[begin SUPPLIED INFORMATION]
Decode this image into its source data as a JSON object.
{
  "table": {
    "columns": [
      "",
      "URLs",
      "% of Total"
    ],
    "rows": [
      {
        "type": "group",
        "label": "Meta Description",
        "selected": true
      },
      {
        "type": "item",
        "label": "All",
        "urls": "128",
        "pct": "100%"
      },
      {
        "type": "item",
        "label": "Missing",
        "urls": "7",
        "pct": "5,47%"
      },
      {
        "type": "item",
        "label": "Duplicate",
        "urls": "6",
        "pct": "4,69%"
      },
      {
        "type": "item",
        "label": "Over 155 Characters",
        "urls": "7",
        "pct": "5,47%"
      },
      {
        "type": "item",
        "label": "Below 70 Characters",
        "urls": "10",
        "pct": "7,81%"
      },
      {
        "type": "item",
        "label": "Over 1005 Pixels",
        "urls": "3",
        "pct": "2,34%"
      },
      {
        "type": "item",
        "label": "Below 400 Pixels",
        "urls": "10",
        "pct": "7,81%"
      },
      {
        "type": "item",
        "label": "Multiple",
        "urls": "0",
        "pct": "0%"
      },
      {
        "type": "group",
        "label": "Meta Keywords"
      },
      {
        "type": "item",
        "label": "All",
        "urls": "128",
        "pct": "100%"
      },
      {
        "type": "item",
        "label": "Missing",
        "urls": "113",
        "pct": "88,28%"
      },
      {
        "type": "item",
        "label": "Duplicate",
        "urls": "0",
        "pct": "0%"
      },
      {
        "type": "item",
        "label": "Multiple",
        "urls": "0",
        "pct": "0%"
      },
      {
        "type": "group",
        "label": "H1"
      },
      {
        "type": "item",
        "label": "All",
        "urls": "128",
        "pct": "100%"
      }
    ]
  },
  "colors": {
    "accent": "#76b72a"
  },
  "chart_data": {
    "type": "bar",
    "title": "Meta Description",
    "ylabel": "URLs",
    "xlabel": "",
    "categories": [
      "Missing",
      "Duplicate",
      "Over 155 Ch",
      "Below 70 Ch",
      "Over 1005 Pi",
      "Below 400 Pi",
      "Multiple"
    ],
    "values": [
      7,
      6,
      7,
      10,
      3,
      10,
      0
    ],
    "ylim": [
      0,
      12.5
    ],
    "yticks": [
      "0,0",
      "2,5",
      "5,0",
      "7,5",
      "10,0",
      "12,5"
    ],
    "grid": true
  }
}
[end SUPPLIED INFORMATION]
◆ STATED EXERCISE ◆
Give the entries once more, exactly as they appear.

◆ EXERCISE SOLUTION ◆
Decode this image into its source data as a JSON object.
{
  "table": {
    "columns": [
      "",
      "URLs",
      "% of Total"
    ],
    "rows": [
      {
        "type": "group",
        "label": "Meta Description",
        "selected": true
      },
      {
        "type": "item",
        "label": "All",
        "urls": "128",
        "pct": "100%"
      },
      {
        "type": "item",
        "label": "Missing",
        "urls": "7",
        "pct": "5,47%"
      },
      {
        "type": "item",
        "label": "Duplicate",
        "urls": "6",
        "pct": "4,69%"
      },
      {
        "type": "item",
        "label": "Over 155 Characters",
        "urls": "7",
        "pct": "5,47%"
      },
      {
        "type": "item",
        "label": "Below 70 Characters",
        "urls": "10",
        "pct": "7,81%"
      },
      {
        "type": "item",
        "label": "Over 1005 Pixels",
        "urls": "3",
        "pct": "2,34%"
      },
      {
        "type": "item",
        "label": "Below 400 Pixels",
        "urls": "10",
        "pct": "7,81%"
      },
      {
        "type": "item",
        "label": "Multiple",
        "urls": "0",
        "pct": "0%"
      },
      {
        "type": "group",
        "label": "Meta Keywords"
      },
      {
        "type": "item",
        "label": "All",
        "urls": "128",
        "pct": "100%"
      },
      {
        "type": "item",
        "label": "Missing",
        "urls": "113",
        "pct": "88,28%"
      },
      {
        "type": "item",
        "label": "Duplicate",
        "urls": "0",
        "pct": "0%"
      },
      {
        "type": "item",
        "label": "Multiple",
        "urls": "0",
        "pct": "0%"
      },
      {
        "type": "group",
        "label": "H1"
      },
      {
        "type": "item",
        "label": "All",
        "urls": "128",
        "pct": "100%"
      }
    ]
  },
  "colors": {
    "accent": "#76b72a"
  },
  "chart_data": {
    "type": "bar",
    "title": "Meta Description",
    "ylabel": "URLs",
    "xlabel": "",
    "categories": [
      "Missing",
      "Duplicate",
      "Over 155 Ch",
      "Below 70 Ch",
      "Over 1005 Pi",
      "Below 400 Pi",
      "Multiple"
    ],
    "values": [
      7,
      6,
      7,
      10,
      3,
      10,
      0
    ],
    "ylim": [
      0,
      12.5
    ],
    "yticks": [
      "0,0",
      "2,5",
      "5,0",
      "7,5",
      "10,0",
      "12,5"
    ],
    "grid": true
  }
}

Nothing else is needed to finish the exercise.